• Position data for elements

* start *

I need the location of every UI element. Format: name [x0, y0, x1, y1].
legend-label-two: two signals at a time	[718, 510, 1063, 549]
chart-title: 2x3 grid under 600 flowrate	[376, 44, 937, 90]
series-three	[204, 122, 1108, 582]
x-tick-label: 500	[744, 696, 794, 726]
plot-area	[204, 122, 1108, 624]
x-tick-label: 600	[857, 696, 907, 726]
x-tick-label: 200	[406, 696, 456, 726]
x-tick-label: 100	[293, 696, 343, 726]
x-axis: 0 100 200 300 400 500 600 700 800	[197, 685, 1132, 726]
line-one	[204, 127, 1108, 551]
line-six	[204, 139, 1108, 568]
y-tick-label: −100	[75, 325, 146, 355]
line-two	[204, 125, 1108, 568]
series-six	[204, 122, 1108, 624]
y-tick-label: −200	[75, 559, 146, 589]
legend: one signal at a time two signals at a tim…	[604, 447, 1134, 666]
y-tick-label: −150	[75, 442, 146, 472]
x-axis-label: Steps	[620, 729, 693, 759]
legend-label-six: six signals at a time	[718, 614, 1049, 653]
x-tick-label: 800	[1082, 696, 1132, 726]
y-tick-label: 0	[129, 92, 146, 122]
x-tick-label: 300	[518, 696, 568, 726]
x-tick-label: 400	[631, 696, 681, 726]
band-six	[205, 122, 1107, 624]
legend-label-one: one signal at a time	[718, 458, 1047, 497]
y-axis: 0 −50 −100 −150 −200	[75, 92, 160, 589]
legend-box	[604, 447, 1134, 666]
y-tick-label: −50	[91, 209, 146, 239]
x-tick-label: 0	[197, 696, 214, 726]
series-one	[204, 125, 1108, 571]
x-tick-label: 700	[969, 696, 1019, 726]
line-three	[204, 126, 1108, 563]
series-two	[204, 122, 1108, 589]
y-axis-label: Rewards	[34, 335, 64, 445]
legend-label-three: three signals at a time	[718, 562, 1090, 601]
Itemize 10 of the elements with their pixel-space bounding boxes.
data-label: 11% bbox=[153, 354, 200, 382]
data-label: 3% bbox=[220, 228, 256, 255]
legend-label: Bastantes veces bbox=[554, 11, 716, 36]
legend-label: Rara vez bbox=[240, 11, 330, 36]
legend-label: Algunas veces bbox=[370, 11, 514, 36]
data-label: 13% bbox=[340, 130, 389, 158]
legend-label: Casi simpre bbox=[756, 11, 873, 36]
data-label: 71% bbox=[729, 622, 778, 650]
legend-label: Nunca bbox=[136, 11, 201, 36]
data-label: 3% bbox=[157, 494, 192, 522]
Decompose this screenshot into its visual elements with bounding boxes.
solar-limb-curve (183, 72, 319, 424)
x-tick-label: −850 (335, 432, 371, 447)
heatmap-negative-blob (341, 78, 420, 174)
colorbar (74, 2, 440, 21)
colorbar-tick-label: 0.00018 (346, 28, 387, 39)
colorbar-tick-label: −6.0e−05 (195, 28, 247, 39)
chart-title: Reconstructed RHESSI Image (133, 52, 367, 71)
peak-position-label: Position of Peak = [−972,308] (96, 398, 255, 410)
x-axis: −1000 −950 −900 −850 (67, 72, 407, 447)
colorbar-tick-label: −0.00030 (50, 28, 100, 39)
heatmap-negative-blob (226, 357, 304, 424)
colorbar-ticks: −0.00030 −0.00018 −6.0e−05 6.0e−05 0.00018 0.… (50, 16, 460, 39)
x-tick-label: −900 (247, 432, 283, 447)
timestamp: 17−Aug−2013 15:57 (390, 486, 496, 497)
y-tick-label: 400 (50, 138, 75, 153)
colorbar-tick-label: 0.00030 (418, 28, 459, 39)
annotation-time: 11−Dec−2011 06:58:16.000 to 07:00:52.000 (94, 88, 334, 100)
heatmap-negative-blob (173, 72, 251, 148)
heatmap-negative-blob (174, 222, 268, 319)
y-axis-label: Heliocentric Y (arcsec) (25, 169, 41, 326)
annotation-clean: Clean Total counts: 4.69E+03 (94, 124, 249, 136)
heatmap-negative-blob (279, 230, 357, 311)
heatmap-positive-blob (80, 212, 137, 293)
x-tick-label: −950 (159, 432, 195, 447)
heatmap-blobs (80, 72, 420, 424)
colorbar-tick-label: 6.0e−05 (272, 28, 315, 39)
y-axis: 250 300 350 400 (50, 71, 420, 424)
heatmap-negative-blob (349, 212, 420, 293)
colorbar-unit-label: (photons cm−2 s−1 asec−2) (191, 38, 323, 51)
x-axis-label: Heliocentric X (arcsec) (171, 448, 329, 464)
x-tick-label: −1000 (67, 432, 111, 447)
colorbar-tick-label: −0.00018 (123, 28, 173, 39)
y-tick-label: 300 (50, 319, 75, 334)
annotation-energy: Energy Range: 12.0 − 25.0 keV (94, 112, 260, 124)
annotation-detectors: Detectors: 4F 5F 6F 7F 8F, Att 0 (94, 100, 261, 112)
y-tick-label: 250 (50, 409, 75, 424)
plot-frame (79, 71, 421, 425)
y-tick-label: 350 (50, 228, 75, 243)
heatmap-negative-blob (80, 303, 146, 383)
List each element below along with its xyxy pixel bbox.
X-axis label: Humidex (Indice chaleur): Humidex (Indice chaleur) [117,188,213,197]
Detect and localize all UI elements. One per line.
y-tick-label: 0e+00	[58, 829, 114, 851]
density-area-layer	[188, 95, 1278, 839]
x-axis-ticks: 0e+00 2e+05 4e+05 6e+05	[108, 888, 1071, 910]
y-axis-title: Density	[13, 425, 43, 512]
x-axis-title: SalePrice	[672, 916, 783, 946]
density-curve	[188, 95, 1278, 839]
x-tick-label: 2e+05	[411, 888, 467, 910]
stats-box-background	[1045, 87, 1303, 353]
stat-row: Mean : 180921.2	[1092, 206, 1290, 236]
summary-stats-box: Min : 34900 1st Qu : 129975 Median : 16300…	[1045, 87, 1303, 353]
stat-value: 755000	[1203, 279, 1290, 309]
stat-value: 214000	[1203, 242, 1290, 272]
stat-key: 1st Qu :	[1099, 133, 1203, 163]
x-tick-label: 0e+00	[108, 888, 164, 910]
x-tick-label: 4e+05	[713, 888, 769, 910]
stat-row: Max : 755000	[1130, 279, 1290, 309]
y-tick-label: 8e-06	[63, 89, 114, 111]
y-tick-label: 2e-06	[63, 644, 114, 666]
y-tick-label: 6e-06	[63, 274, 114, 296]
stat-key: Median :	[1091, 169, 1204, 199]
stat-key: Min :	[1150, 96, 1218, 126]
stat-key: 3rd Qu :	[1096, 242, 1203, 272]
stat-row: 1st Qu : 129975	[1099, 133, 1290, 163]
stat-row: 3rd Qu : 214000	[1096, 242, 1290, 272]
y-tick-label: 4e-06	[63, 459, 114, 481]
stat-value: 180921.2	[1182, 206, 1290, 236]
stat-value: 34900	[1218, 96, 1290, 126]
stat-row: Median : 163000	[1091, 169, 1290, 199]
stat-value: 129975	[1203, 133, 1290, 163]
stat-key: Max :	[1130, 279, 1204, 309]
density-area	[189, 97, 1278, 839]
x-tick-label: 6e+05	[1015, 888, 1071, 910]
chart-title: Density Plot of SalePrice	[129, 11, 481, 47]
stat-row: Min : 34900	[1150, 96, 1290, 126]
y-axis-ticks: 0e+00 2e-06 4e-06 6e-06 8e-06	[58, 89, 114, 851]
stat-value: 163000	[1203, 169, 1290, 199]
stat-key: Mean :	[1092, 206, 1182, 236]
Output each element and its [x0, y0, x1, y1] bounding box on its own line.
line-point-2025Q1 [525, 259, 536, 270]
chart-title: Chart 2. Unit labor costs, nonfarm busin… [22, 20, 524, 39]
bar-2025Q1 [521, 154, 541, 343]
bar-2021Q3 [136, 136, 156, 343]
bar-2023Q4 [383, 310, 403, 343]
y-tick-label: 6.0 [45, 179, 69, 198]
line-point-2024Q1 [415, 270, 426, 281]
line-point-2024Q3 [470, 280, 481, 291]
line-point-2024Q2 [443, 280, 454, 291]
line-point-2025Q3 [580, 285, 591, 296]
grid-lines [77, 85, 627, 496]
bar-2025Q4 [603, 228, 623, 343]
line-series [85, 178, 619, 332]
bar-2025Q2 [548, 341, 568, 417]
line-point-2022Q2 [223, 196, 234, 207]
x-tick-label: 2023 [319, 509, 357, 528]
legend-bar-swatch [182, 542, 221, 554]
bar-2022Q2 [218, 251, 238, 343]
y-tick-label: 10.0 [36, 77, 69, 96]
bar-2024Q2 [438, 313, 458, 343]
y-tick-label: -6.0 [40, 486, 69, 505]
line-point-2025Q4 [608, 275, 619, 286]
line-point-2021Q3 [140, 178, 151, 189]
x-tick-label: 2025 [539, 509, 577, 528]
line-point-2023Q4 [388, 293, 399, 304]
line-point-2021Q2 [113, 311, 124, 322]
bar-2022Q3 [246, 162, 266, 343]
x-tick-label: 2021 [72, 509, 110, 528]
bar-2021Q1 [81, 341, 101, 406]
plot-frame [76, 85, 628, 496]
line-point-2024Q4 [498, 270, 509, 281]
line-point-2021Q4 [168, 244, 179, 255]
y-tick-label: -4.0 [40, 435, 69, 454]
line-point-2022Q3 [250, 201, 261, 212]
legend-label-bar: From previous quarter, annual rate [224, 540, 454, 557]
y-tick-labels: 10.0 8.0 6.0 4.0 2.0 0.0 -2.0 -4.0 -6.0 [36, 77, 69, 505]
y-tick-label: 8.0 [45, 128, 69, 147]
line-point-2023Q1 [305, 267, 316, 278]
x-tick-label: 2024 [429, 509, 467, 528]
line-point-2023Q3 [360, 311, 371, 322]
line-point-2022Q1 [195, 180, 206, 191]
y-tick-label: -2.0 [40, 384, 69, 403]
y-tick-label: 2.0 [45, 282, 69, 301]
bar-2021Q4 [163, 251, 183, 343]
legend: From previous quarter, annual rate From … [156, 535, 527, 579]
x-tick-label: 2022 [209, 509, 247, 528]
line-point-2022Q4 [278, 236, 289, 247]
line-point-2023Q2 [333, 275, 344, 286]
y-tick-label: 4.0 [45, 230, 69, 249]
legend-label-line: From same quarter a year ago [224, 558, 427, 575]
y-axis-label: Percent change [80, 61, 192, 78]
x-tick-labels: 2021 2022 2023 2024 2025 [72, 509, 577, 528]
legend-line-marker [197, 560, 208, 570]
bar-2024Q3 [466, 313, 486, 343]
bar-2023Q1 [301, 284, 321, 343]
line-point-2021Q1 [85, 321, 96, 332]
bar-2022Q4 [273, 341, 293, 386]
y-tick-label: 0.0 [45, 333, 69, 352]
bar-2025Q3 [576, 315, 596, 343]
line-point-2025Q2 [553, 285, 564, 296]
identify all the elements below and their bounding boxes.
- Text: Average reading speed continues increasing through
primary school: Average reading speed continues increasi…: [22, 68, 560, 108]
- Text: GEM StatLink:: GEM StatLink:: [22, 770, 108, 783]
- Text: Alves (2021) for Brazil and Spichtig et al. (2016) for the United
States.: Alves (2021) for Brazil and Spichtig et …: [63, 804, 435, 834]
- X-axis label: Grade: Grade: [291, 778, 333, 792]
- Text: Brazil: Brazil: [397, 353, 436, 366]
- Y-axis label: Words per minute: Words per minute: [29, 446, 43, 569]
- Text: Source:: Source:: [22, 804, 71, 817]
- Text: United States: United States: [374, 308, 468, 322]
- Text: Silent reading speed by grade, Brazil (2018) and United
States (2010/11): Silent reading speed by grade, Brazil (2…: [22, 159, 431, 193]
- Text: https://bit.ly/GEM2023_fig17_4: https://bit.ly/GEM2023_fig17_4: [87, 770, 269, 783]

* end *

• SET TASK
Please reproduce, character for character, the stretch from the start of the records through the line that contains "legend: one signal".

• EXPECTED ANSWER
I need the location of every UI element. Format: name [x0, y0, x1, y1].
legend-label-two: two signals at a time	[718, 510, 1063, 549]
chart-title: 2x3 grid under 600 flowrate	[376, 44, 937, 90]
series-three	[204, 122, 1108, 582]
x-tick-label: 500	[744, 696, 794, 726]
plot-area	[204, 122, 1108, 624]
x-tick-label: 600	[857, 696, 907, 726]
x-tick-label: 200	[406, 696, 456, 726]
x-tick-label: 100	[293, 696, 343, 726]
x-axis: 0 100 200 300 400 500 600 700 800	[197, 685, 1132, 726]
line-one	[204, 127, 1108, 551]
line-six	[204, 139, 1108, 568]
y-tick-label: −100	[75, 325, 146, 355]
line-two	[204, 125, 1108, 568]
series-six	[204, 122, 1108, 624]
y-tick-label: −200	[75, 559, 146, 589]
legend: one signal at a time two signals at a tim…	[604, 447, 1134, 666]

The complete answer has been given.